**Written task:** Find the lines containing the word "this" and copy every one of them.

A run of records
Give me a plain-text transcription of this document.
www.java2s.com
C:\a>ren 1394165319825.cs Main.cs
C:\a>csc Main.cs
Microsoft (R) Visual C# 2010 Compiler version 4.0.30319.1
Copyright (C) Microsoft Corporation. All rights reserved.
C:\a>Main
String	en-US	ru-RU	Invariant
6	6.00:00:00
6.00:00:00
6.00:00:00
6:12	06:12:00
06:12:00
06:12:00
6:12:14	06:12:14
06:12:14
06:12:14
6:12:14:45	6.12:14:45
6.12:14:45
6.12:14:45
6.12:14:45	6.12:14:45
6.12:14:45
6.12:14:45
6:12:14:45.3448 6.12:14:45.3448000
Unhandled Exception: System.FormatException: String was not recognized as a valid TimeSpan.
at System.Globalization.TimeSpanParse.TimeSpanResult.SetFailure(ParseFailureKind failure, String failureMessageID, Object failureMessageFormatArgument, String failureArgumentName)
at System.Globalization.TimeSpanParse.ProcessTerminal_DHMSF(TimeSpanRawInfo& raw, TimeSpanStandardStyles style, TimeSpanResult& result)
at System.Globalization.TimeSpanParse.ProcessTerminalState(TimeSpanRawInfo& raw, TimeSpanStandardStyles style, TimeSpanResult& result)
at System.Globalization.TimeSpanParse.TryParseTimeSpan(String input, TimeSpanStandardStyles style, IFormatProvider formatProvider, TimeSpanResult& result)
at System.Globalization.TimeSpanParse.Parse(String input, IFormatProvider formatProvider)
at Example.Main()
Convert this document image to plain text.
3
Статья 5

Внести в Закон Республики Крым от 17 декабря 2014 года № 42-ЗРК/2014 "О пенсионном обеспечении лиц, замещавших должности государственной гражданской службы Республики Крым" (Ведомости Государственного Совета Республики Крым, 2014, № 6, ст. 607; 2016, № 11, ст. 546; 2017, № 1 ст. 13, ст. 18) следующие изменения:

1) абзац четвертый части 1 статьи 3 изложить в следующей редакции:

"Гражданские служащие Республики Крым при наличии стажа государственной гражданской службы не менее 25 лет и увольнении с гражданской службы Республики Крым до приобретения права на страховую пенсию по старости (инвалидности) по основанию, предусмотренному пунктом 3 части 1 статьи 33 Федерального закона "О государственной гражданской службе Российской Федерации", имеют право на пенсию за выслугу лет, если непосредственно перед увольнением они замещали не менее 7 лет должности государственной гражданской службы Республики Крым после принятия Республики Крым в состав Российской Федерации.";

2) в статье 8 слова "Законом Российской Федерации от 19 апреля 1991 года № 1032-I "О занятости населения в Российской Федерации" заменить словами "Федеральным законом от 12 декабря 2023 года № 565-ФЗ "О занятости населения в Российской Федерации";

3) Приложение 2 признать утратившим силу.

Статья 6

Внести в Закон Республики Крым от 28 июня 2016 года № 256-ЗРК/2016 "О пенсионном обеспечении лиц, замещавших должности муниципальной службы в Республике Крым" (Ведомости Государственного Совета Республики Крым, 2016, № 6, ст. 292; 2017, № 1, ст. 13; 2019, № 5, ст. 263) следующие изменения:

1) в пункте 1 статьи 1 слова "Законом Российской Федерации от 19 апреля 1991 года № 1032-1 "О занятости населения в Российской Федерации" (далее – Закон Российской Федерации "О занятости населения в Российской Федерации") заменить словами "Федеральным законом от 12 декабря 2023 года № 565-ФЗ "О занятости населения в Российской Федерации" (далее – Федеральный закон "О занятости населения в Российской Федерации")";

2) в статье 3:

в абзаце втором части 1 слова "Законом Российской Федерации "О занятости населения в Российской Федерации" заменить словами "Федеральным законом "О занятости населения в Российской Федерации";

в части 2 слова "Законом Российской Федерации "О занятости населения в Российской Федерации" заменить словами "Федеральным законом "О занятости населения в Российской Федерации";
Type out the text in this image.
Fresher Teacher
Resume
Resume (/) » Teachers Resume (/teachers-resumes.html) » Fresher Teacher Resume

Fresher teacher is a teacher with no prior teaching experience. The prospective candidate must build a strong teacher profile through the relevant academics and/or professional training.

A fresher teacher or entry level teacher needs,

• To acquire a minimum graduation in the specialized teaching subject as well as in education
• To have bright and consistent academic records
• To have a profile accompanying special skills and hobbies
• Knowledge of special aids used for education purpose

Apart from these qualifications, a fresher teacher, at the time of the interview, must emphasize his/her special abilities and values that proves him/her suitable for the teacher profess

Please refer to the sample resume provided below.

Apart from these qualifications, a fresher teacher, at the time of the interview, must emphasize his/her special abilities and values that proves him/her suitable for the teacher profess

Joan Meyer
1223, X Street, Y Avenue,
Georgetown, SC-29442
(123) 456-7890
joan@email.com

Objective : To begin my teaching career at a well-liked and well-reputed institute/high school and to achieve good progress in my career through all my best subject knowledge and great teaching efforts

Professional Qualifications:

**Task solution:**
Give me a plain-text transcription of this document.
Convert this document image to plain text.
Type out the text in this image.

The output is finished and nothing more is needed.